▶ _WHAT YOU SHOULD DO_
Print the records below word for word, but leave out the pictures.

▶ _GIVEN RECORDS_

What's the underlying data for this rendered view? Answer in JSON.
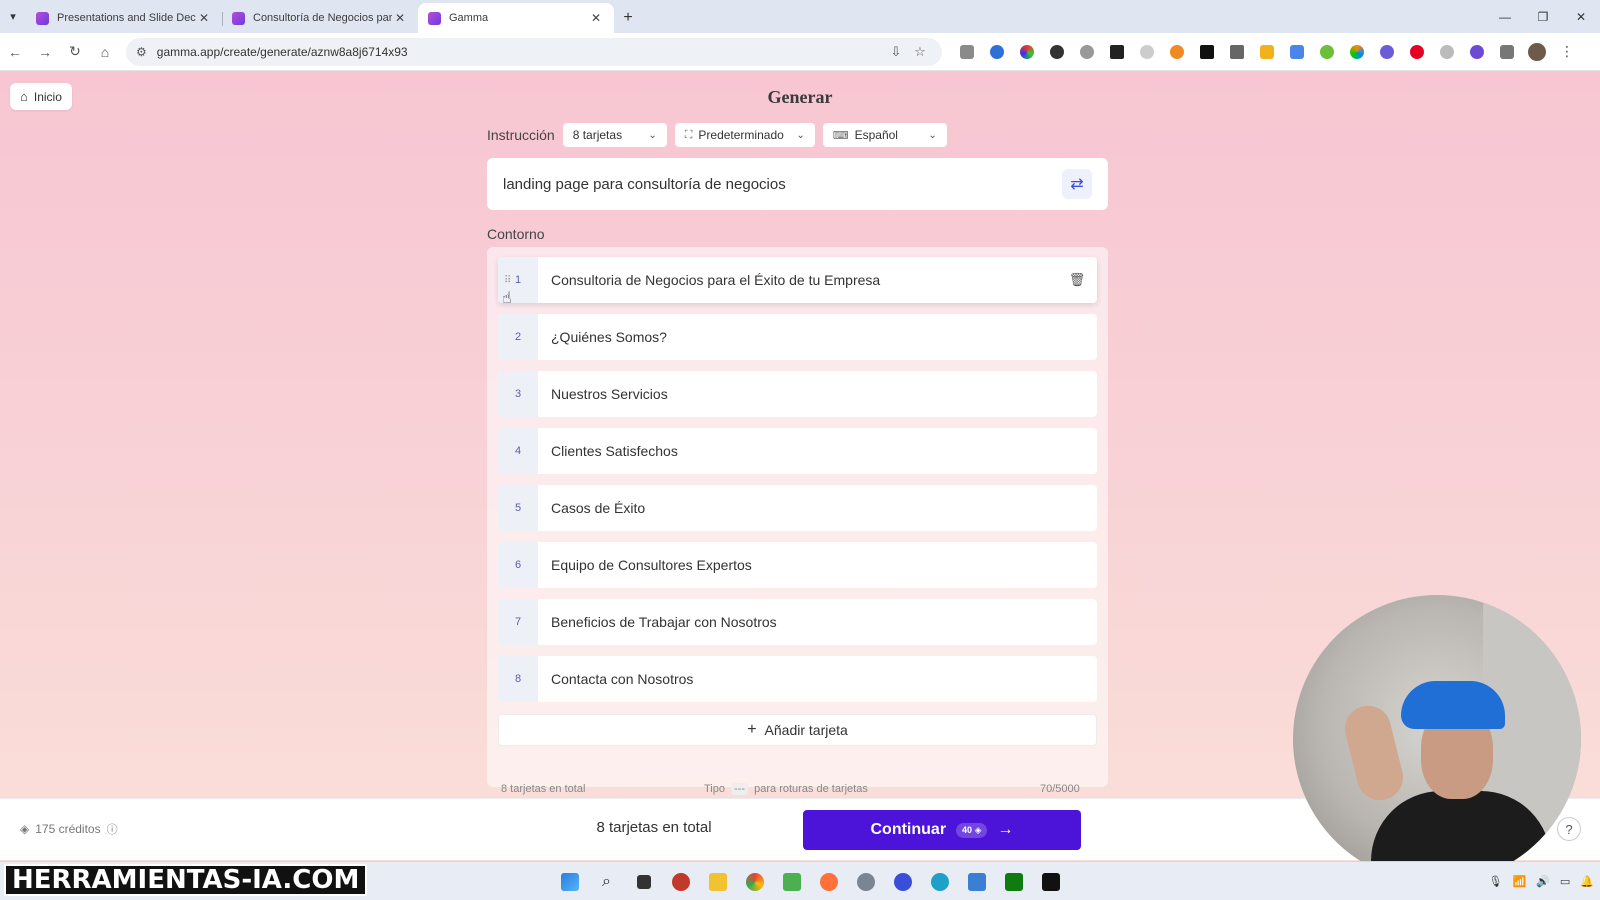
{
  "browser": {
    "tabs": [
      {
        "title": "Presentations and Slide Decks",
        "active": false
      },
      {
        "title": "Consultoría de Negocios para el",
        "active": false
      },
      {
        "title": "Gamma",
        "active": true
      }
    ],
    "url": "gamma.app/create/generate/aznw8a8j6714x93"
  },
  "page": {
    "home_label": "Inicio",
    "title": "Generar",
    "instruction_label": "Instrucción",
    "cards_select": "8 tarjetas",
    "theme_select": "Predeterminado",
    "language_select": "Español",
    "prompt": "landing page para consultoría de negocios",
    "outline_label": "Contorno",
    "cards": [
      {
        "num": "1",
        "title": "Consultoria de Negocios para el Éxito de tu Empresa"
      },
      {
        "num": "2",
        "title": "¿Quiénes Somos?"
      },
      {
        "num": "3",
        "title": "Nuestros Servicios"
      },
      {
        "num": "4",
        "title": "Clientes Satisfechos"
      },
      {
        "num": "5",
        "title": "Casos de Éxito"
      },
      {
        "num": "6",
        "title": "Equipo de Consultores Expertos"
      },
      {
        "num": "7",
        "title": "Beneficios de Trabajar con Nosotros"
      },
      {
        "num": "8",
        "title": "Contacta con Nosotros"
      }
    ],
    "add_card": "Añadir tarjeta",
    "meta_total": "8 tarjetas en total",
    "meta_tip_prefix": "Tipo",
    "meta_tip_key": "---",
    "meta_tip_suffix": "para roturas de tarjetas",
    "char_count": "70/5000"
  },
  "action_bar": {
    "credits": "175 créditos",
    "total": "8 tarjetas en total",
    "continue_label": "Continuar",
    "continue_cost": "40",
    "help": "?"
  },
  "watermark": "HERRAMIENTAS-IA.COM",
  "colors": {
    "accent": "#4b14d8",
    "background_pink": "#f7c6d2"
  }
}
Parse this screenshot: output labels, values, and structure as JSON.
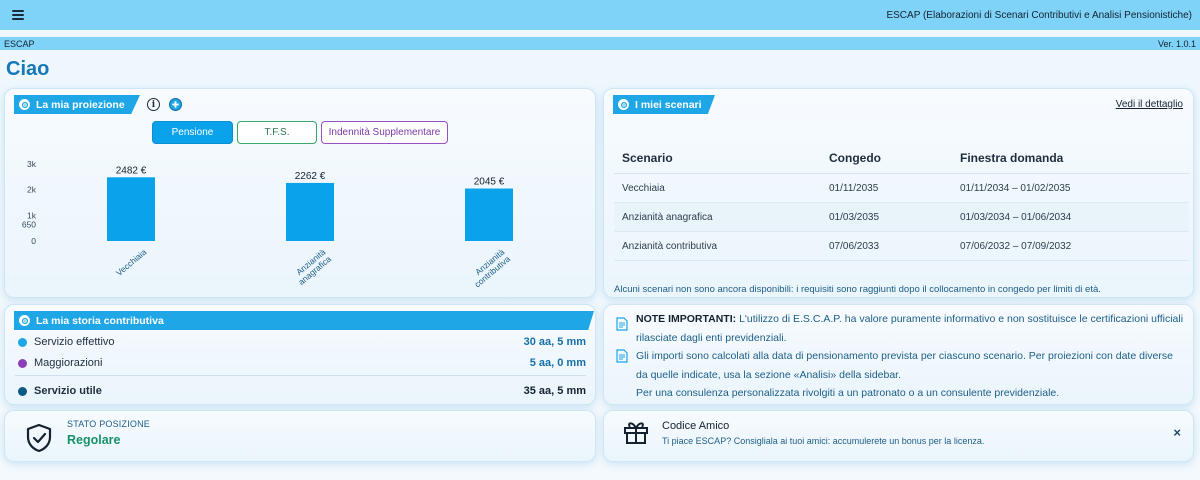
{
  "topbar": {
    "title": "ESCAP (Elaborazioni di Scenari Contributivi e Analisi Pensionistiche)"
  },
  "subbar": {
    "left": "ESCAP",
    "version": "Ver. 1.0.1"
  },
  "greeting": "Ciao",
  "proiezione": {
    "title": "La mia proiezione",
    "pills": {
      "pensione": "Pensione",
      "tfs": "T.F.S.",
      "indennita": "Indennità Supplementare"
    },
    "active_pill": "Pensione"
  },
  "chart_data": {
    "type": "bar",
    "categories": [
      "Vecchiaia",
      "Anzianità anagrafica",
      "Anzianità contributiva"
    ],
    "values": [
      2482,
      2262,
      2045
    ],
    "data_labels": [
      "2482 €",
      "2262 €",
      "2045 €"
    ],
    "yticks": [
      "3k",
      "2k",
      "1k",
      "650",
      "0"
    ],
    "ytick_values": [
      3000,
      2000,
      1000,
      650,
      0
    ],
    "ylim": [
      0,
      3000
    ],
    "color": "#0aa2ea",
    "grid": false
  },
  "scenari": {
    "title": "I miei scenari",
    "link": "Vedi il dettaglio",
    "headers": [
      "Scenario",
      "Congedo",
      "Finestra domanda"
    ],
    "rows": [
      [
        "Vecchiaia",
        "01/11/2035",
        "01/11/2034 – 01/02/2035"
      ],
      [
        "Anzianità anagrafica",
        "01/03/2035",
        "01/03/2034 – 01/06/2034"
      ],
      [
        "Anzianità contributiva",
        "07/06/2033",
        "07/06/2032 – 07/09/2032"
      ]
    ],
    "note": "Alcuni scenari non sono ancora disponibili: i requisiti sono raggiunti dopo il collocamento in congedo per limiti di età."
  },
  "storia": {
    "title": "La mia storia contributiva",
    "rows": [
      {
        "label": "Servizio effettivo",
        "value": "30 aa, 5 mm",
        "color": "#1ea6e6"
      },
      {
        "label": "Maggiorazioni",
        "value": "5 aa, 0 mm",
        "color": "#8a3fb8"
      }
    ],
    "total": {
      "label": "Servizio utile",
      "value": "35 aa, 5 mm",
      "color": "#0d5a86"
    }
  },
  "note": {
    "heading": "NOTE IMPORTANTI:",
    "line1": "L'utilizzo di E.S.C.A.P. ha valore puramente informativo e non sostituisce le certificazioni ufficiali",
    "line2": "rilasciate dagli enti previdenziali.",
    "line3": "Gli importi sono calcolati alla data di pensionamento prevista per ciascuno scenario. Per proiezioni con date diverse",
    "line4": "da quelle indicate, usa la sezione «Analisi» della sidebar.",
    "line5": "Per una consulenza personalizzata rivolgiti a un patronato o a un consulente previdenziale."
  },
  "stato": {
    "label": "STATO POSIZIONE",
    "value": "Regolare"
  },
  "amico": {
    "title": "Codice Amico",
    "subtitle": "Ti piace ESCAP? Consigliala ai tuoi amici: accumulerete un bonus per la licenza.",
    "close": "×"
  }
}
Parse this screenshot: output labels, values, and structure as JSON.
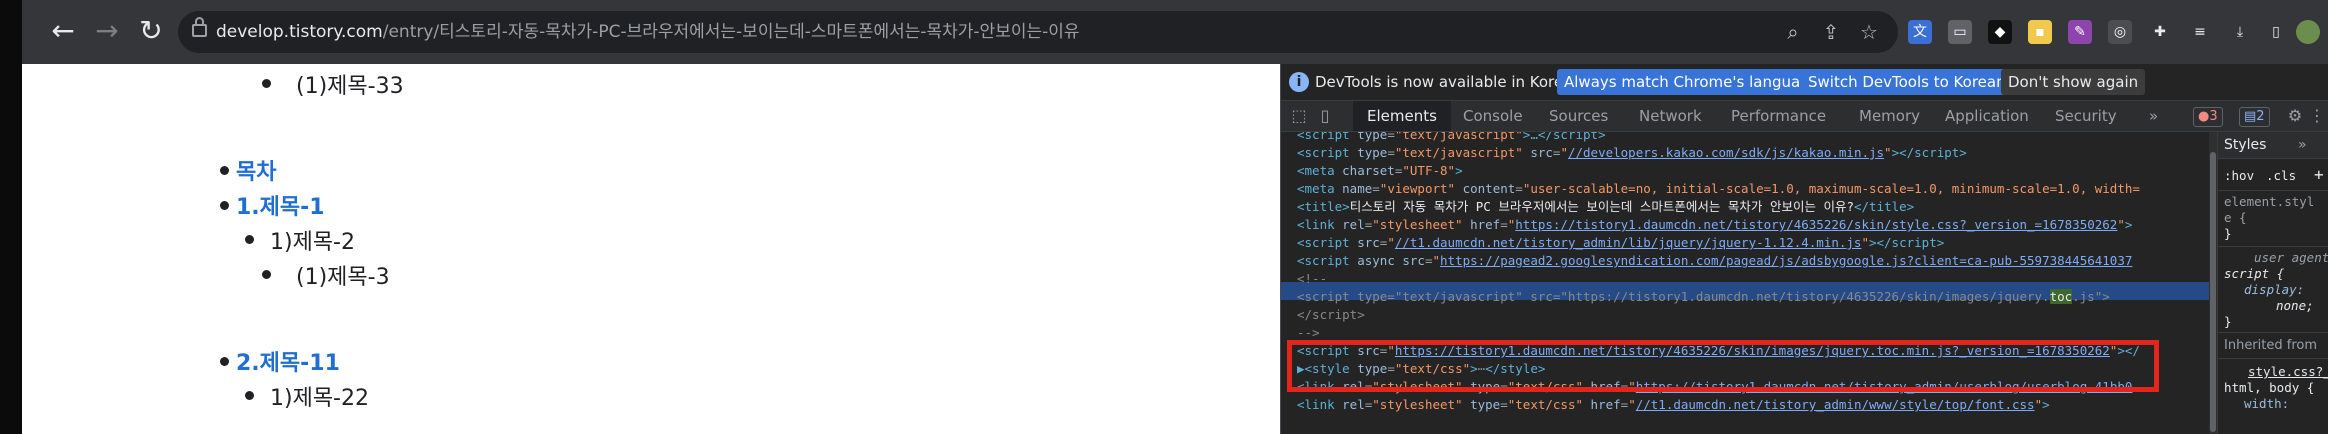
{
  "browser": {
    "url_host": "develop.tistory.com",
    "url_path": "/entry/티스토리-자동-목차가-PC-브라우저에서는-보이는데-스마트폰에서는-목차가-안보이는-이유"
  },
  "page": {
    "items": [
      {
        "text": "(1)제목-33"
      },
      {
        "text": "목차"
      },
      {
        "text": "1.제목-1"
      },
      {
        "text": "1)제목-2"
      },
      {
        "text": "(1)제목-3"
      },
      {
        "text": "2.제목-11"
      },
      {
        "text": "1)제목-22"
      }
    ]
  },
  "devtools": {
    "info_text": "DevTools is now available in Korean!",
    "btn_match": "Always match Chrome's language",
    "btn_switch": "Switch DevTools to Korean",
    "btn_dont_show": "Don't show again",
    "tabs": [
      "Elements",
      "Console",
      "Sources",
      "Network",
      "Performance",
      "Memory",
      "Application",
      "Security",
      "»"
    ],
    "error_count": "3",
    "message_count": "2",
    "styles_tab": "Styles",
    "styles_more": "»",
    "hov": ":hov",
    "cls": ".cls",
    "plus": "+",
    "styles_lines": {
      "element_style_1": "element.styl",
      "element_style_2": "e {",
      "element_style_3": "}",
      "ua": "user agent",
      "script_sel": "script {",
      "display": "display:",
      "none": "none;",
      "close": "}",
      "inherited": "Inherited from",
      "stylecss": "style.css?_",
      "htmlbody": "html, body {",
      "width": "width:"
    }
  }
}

▶ _ANSWER FOR THIS EXERCISE_
What's the underlying data for this rendered view? Answer in JSON.
{
  "browser": {
    "tabs": [
      {
        "title": "Presentations and Slide Decks",
        "active": false
      },
      {
        "title": "Consultoría de Negocios para el",
        "active": false
      },
      {
        "title": "Gamma",
        "active": true
      }
    ],
    "url": "gamma.app/create/generate/aznw8a8j6714x93"
  },
  "page": {
    "home_label": "Inicio",
    "title": "Generar",
    "instruction_label": "Instrucción",
    "cards_select": "8 tarjetas",
    "theme_select": "Predeterminado",
    "language_select": "Español",
    "prompt": "landing page para consultoría de negocios",
    "outline_label": "Contorno",
    "cards": [
      {
        "num": "1",
        "title": "Consultoria de Negocios para el Éxito de tu Empresa"
      },
      {
        "num": "2",
        "title": "¿Quiénes Somos?"
      },
      {
        "num": "3",
        "title": "Nuestros Servicios"
      },
      {
        "num": "4",
        "title": "Clientes Satisfechos"
      },
      {
        "num": "5",
        "title": "Casos de Éxito"
      },
      {
        "num": "6",
        "title": "Equipo de Consultores Expertos"
      },
      {
        "num": "7",
        "title": "Beneficios de Trabajar con Nosotros"
      },
      {
        "num": "8",
        "title": "Contacta con Nosotros"
      }
    ],
    "add_card": "Añadir tarjeta",
    "meta_total": "8 tarjetas en total",
    "meta_tip_prefix": "Tipo",
    "meta_tip_key": "---",
    "meta_tip_suffix": "para roturas de tarjetas",
    "char_count": "70/5000"
  },
  "action_bar": {
    "credits": "175 créditos",
    "total": "8 tarjetas en total",
    "continue_label": "Continuar",
    "continue_cost": "40",
    "help": "?"
  },
  "watermark": "HERRAMIENTAS-IA.COM",
  "colors": {
    "accent": "#4b14d8",
    "background_pink": "#f7c6d2"
  }
}
Parse this screenshot: output labels, values, and structure as JSON.
{
  "topbar": {
    "title": "ESCAP (Elaborazioni di Scenari Contributivi e Analisi Pensionistiche)"
  },
  "subbar": {
    "left": "ESCAP",
    "version": "Ver. 1.0.1"
  },
  "greeting": "Ciao",
  "proiezione": {
    "title": "La mia proiezione",
    "pills": {
      "pensione": "Pensione",
      "tfs": "T.F.S.",
      "indennita": "Indennità Supplementare"
    },
    "active_pill": "Pensione"
  },
  "chart_data": {
    "type": "bar",
    "categories": [
      "Vecchiaia",
      "Anzianità anagrafica",
      "Anzianità contributiva"
    ],
    "values": [
      2482,
      2262,
      2045
    ],
    "data_labels": [
      "2482 €",
      "2262 €",
      "2045 €"
    ],
    "yticks": [
      "3k",
      "2k",
      "1k",
      "650",
      "0"
    ],
    "ytick_values": [
      3000,
      2000,
      1000,
      650,
      0
    ],
    "ylim": [
      0,
      3000
    ],
    "color": "#0aa2ea",
    "grid": false
  },
  "scenari": {
    "title": "I miei scenari",
    "link": "Vedi il dettaglio",
    "headers": [
      "Scenario",
      "Congedo",
      "Finestra domanda"
    ],
    "rows": [
      [
        "Vecchiaia",
        "01/11/2035",
        "01/11/2034 – 01/02/2035"
      ],
      [
        "Anzianità anagrafica",
        "01/03/2035",
        "01/03/2034 – 01/06/2034"
      ],
      [
        "Anzianità contributiva",
        "07/06/2033",
        "07/06/2032 – 07/09/2032"
      ]
    ],
    "note": "Alcuni scenari non sono ancora disponibili: i requisiti sono raggiunti dopo il collocamento in congedo per limiti di età."
  },
  "storia": {
    "title": "La mia storia contributiva",
    "rows": [
      {
        "label": "Servizio effettivo",
        "value": "30 aa, 5 mm",
        "color": "#1ea6e6"
      },
      {
        "label": "Maggiorazioni",
        "value": "5 aa, 0 mm",
        "color": "#8a3fb8"
      }
    ],
    "total": {
      "label": "Servizio utile",
      "value": "35 aa, 5 mm",
      "color": "#0d5a86"
    }
  },
  "note": {
    "heading": "NOTE IMPORTANTI:",
    "line1": "L'utilizzo di E.S.C.A.P. ha valore puramente informativo e non sostituisce le certificazioni ufficiali",
    "line2": "rilasciate dagli enti previdenziali.",
    "line3": "Gli importi sono calcolati alla data di pensionamento prevista per ciascuno scenario. Per proiezioni con date diverse",
    "line4": "da quelle indicate, usa la sezione «Analisi» della sidebar.",
    "line5": "Per una consulenza personalizzata rivolgiti a un patronato o a un consulente previdenziale."
  },
  "stato": {
    "label": "STATO POSIZIONE",
    "value": "Regolare"
  },
  "amico": {
    "title": "Codice Amico",
    "subtitle": "Ti piace ESCAP? Consigliala ai tuoi amici: accumulerete un bonus per la licenza.",
    "close": "×"
  }
}
Parse this screenshot: output labels, values, and structure as JSON.
{
  "browser": {
    "url_host": "develop.tistory.com",
    "url_path": "/entry/티스토리-자동-목차가-PC-브라우저에서는-보이는데-스마트폰에서는-목차가-안보이는-이유"
  },
  "page": {
    "items": [
      {
        "text": "(1)제목-33"
      },
      {
        "text": "목차"
      },
      {
        "text": "1.제목-1"
      },
      {
        "text": "1)제목-2"
      },
      {
        "text": "(1)제목-3"
      },
      {
        "text": "2.제목-11"
      },
      {
        "text": "1)제목-22"
      }
    ]
  },
  "devtools": {
    "info_text": "DevTools is now available in Korean!",
    "btn_match": "Always match Chrome's language",
    "btn_switch": "Switch DevTools to Korean",
    "btn_dont_show": "Don't show again",
    "tabs": [
      "Elements",
      "Console",
      "Sources",
      "Network",
      "Performance",
      "Memory",
      "Application",
      "Security",
      "»"
    ],
    "error_count": "3",
    "message_count": "2",
    "styles_tab": "Styles",
    "styles_more": "»",
    "hov": ":hov",
    "cls": ".cls",
    "plus": "+",
    "styles_lines": {
      "element_style_1": "element.styl",
      "element_style_2": "e {",
      "element_style_3": "}",
      "ua": "user agent",
      "script_sel": "script {",
      "display": "display:",
      "none": "none;",
      "close": "}",
      "inherited": "Inherited from",
      "stylecss": "style.css?_",
      "htmlbody": "html, body {",
      "width": "width:"
    }
  }
}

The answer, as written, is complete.